**WORK TO DO**
Lift out each line of the data that holds "placeholder".

**SOURCE MATERIAL**

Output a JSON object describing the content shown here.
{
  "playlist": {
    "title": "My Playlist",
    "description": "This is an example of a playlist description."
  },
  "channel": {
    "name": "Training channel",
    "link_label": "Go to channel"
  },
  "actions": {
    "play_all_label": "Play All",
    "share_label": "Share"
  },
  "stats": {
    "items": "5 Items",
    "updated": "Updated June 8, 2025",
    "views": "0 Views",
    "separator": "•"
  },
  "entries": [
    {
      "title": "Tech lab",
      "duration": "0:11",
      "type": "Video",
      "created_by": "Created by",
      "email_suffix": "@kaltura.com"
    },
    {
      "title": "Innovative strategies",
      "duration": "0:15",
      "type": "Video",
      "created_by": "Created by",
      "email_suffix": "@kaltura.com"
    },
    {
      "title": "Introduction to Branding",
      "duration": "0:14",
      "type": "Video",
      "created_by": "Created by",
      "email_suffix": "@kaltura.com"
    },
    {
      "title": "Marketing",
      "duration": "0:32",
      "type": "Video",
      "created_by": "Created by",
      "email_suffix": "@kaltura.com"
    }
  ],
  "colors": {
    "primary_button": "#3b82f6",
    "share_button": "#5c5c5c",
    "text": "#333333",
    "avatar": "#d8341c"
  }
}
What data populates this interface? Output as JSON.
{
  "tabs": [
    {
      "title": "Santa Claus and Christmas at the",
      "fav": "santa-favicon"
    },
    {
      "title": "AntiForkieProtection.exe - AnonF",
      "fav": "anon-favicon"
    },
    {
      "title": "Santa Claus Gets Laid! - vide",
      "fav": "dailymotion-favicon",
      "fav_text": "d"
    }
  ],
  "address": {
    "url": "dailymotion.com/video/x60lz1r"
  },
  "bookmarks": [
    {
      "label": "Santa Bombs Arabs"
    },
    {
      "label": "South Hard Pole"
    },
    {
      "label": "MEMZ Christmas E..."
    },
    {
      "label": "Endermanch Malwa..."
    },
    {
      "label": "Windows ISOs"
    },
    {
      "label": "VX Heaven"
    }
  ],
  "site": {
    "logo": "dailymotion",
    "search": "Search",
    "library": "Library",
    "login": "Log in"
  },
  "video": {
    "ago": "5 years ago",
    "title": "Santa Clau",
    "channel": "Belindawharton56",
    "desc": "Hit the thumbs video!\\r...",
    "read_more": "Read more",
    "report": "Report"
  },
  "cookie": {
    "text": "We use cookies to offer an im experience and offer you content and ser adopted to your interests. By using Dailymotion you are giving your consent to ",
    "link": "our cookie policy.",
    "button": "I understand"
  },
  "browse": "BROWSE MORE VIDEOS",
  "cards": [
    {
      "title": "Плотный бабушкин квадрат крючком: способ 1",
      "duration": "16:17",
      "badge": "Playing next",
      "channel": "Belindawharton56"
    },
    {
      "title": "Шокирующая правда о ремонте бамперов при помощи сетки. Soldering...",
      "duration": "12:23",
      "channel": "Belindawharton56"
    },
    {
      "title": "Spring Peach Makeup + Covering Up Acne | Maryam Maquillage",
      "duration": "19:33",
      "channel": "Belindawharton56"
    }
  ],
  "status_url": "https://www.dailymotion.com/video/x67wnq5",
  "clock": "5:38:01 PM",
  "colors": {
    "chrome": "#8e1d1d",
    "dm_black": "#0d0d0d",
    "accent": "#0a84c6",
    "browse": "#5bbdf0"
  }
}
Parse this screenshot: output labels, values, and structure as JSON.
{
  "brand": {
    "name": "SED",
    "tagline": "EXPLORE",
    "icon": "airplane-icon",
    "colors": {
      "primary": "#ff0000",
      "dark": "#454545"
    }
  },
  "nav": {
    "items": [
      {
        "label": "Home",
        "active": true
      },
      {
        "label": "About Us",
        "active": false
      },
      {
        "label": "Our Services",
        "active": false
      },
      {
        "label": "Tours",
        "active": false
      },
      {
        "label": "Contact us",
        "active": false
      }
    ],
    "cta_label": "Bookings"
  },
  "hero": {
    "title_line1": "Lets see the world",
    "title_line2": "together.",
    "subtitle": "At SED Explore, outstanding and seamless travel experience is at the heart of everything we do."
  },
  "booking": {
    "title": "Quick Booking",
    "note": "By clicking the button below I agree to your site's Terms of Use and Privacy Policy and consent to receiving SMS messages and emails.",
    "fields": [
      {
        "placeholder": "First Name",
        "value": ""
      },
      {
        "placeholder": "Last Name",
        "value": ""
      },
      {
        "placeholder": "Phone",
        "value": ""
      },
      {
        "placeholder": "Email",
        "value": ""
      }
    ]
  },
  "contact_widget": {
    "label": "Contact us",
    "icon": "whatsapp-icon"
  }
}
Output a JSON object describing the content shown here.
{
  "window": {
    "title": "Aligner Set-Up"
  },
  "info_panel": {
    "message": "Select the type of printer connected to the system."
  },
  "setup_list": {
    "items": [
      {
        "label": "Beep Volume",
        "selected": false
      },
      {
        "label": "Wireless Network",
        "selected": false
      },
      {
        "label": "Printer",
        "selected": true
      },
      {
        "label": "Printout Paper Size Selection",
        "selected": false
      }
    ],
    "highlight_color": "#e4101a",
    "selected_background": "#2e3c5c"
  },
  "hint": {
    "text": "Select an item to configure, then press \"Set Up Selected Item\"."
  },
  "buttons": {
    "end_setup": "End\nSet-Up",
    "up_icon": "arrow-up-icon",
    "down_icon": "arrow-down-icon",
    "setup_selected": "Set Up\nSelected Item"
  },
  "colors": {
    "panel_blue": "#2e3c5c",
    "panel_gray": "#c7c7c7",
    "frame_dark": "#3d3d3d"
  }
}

**WRITTEN REPLY**
        "placeholder": "First Name",
        "placeholder": "Last Name",
        "placeholder": "Phone",
        "placeholder": "Email",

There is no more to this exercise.